*Fragmento seleccionado*

▼▼▼

Ayacucho y El Santuario, gloria y tragedia. Un héroe vanidoso.

Una intriga internacional.

Los mandos del ejército pasan de manos colombianas a manos mercenarias. Inspiración nacionalista en la sublevación de Córdoba.

El 9 de diciembre de 1824, dos ejércitos, uno español y otro americano, se aprestan a definir la suerte de medio continente, en una dilatada planicie llamada por los Quechuas “Sitio donde comen los buitres”, que luego se denominará Ayacucho.

El ejército peninsular, de uniforme azul y oro, supera en proporción de 9.500 hombres contra 6.000 y 14 piezas de artillería contra una, y es la mayor y más selecta agrupación militar de que dispusieron los iberos en una batalla de este género, amén de estar mandada por un Virrey, Laserna, y cuatro mariscales.

Tal es la situación de quienes aspiran a prolongar tres siglos de dominación y representan una España distante, que últimamente sólo ha sido pródiga en inestabilidad política y contradicciones ideológicas.

Por su parte, los americanos que tienen al frente, mandados por Antonio José de Sucre, ya no son las tropas desarrapadas del Pantano de Vargas y Boyacá. Están correctamente uniformadas de verde y azul, y regularmente armadas y equipadas. Refiriéndose a su presentación dirá el General inglés William Miller: “Le aseguro que la infantería colombiana, lo mismo que la caballería, podría desfilar por el parque de Saint James y atraer la atención”.

▲▲▲

(Entradas de datos recopiladas)
▼▼▼

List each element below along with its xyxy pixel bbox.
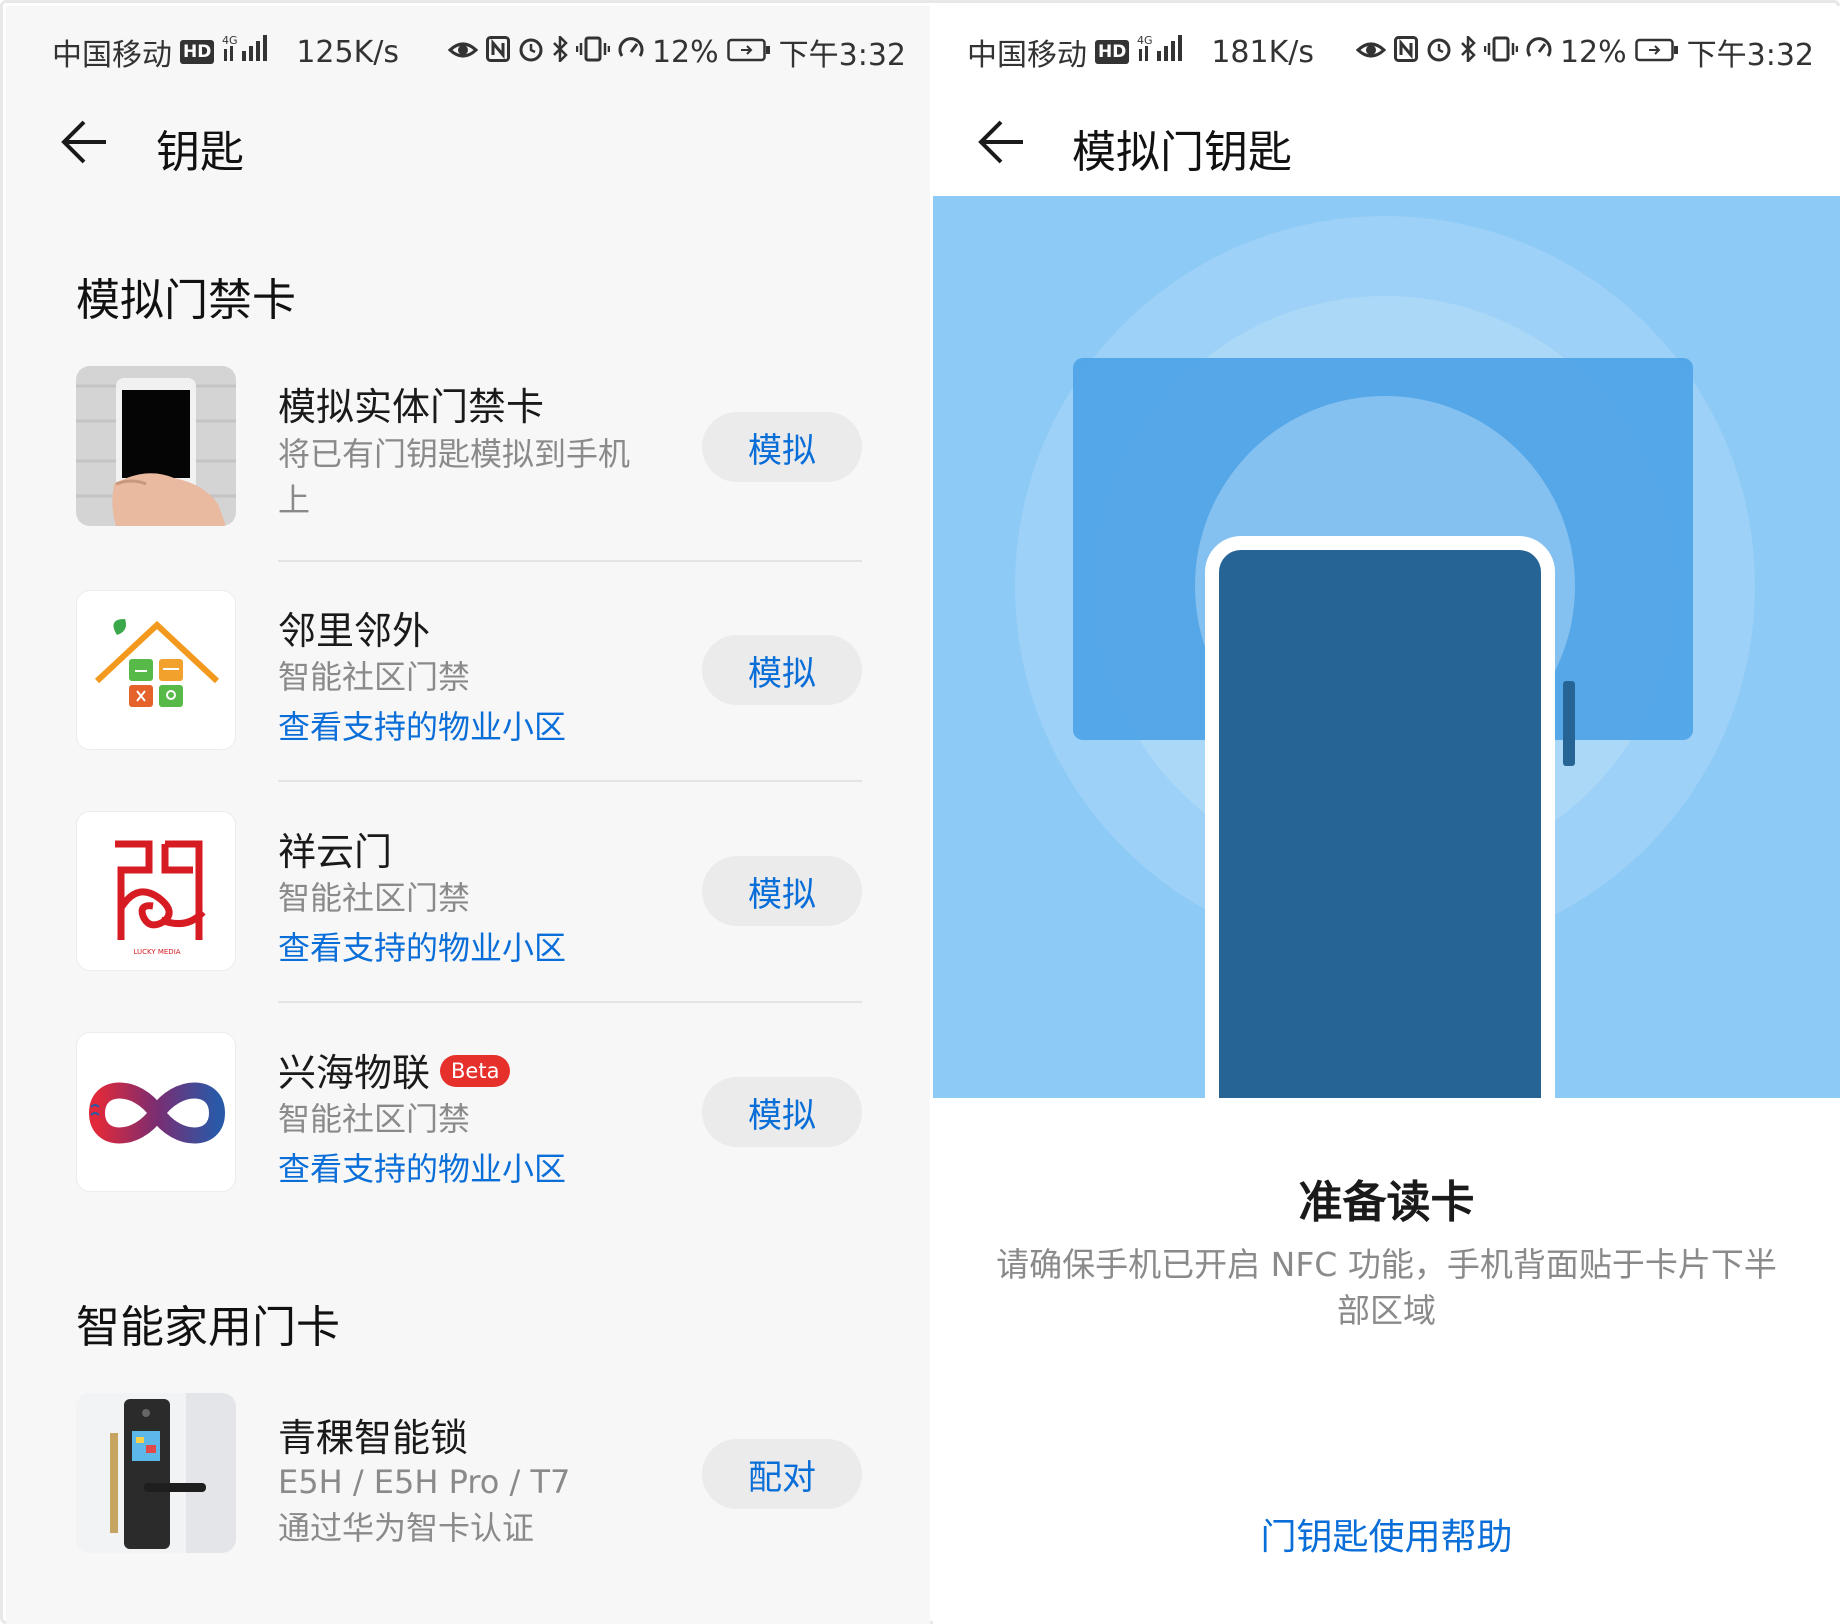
simulate-button[interactable]: 模拟	[702, 412, 862, 482]
section-title-door-card: 模拟门禁卡	[76, 275, 296, 326]
svg-text:4G: 4G	[1137, 34, 1153, 47]
section-title-smart-home: 智能家用门卡	[76, 1302, 340, 1353]
item-name: 青稞智能锁	[278, 1416, 469, 1460]
title-bar: 钥匙	[6, 96, 930, 186]
page-title: 钥匙	[156, 127, 244, 178]
list-item[interactable]: LUCKY MEDIA 祥云门 智能社区门禁 查看支持的物业小区 模拟	[76, 811, 862, 1011]
status-bar: 中国移动 HD 4G 125K/s 12% 下午3:32	[6, 6, 930, 86]
signal-icon: 4G	[1137, 33, 1183, 71]
divider	[278, 560, 862, 562]
item-name-text: 兴海物联	[278, 1051, 431, 1095]
nfc-icon	[1393, 35, 1418, 70]
pair-button[interactable]: 配对	[702, 1439, 862, 1509]
back-arrow-icon	[61, 120, 106, 164]
simulate-button[interactable]: 模拟	[702, 1077, 862, 1147]
phone-icon	[1205, 536, 1555, 1098]
back-arrow-icon	[978, 120, 1023, 164]
clock: 下午3:32	[778, 38, 906, 73]
eye-icon	[1355, 35, 1387, 70]
battery-percent: 12%	[1559, 34, 1627, 70]
simulate-door-key-screen: 中国移动 HD 4G 181K/s 12% 下午3:32 模拟门钥匙 准备读卡 …	[933, 6, 1840, 1624]
eye-icon	[447, 35, 479, 70]
list-item[interactable]: 邻里邻外 智能社区门禁 查看支持的物业小区 模拟	[76, 590, 862, 790]
item-name: 祥云门	[278, 830, 393, 874]
xiangyun-door-logo: LUCKY MEDIA	[76, 811, 236, 971]
infinity-logo	[76, 1032, 236, 1192]
supported-properties-link[interactable]: 查看支持的物业小区	[278, 702, 566, 748]
back-button[interactable]	[58, 114, 114, 170]
logo-text: LUCKY MEDIA	[133, 948, 180, 956]
list-item[interactable]: 兴海物联 Beta 智能社区门禁 查看支持的物业小区 模拟	[76, 1032, 862, 1232]
door-key-help-link[interactable]: 门钥匙使用帮助	[933, 1508, 1840, 1560]
ready-description: 请确保手机已开启 NFC 功能，手机背面贴于卡片下半部区域	[996, 1245, 1777, 1330]
nfc-read-illustration	[933, 196, 1840, 1098]
vibrate-icon	[1483, 35, 1519, 70]
net-speed: 125K/s	[296, 34, 400, 70]
screenshot-frame: 中国移动 HD 4G 125K/s 12% 下午3:32 钥匙 模拟门禁卡 模拟…	[0, 0, 1840, 1624]
signal-icon: 4G	[222, 33, 268, 71]
phone-in-hand-icon	[76, 366, 236, 526]
hd-badge: HD	[180, 40, 215, 64]
title-bar: 模拟门钥匙	[933, 96, 1840, 186]
item-name: 兴海物联 Beta	[278, 1042, 511, 1097]
item-model-list: E5H / E5H Pro / T7	[278, 1463, 571, 1501]
page-title: 模拟门钥匙	[1072, 127, 1292, 178]
divider	[278, 780, 862, 782]
battery-icon	[726, 35, 771, 70]
alarm-icon	[518, 35, 544, 70]
item-description: 智能社区门禁	[278, 658, 471, 696]
keys-screen: 中国移动 HD 4G 125K/s 12% 下午3:32 钥匙 模拟门禁卡 模拟…	[6, 6, 930, 1624]
item-certification: 通过华为智卡认证	[278, 1509, 535, 1547]
simulate-button[interactable]: 模拟	[702, 635, 862, 705]
smart-lock-icon	[76, 1393, 236, 1553]
clock: 下午3:32	[1686, 38, 1814, 73]
hd-badge: HD	[1095, 40, 1130, 64]
carrier-label: 中国移动	[967, 38, 1087, 73]
bluetooth-icon	[552, 33, 568, 70]
vibrate-icon	[575, 35, 611, 70]
divider	[278, 1001, 862, 1003]
simulate-button[interactable]: 模拟	[702, 856, 862, 926]
house-services-logo	[76, 590, 236, 750]
carrier-label: 中国移动	[52, 38, 172, 73]
item-name: 邻里邻外	[278, 609, 431, 653]
net-speed: 181K/s	[1211, 34, 1315, 70]
speed-gauge-icon	[618, 35, 644, 70]
item-name: 模拟实体门禁卡	[278, 385, 545, 429]
alarm-icon	[1426, 35, 1452, 70]
item-description: 将已有门钥匙模拟到手机上	[278, 435, 631, 519]
ready-title: 准备读卡	[1298, 1177, 1475, 1228]
speed-gauge-icon	[1526, 35, 1552, 70]
list-item[interactable]: 模拟实体门禁卡 将已有门钥匙模拟到手机上 模拟	[76, 366, 862, 566]
bluetooth-icon	[1460, 33, 1476, 70]
item-description: 智能社区门禁	[278, 879, 471, 917]
supported-properties-link[interactable]: 查看支持的物业小区	[278, 923, 566, 969]
supported-properties-link[interactable]: 查看支持的物业小区	[278, 1144, 566, 1190]
status-bar: 中国移动 HD 4G 181K/s 12% 下午3:32	[933, 6, 1840, 86]
svg-text:4G: 4G	[222, 34, 238, 47]
list-item[interactable]: 青稞智能锁 E5H / E5H Pro / T7 通过华为智卡认证 配对	[76, 1393, 862, 1573]
nfc-icon	[485, 35, 510, 70]
item-description: 智能社区门禁	[278, 1100, 471, 1138]
back-button[interactable]	[975, 114, 1031, 170]
battery-icon	[1634, 35, 1679, 70]
beta-badge: Beta	[440, 1055, 511, 1087]
battery-percent: 12%	[651, 34, 719, 70]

▲▲▲

*Tarea a realizar*
Responda con datos del fragmento sobre la batalla de Ayacucho:
1. ¿En qué fecha se aprestan los dos ejércitos a definir la suerte de medio continente?
2. ¿Quién manda a los americanos?
3. ¿De qué colores van uniformadas las tropas americanas?

*Ejercicio resuelto*
1. El 9 de diciembre de 1824.
2. Antonio José de Sucre.
3. De verde y azul.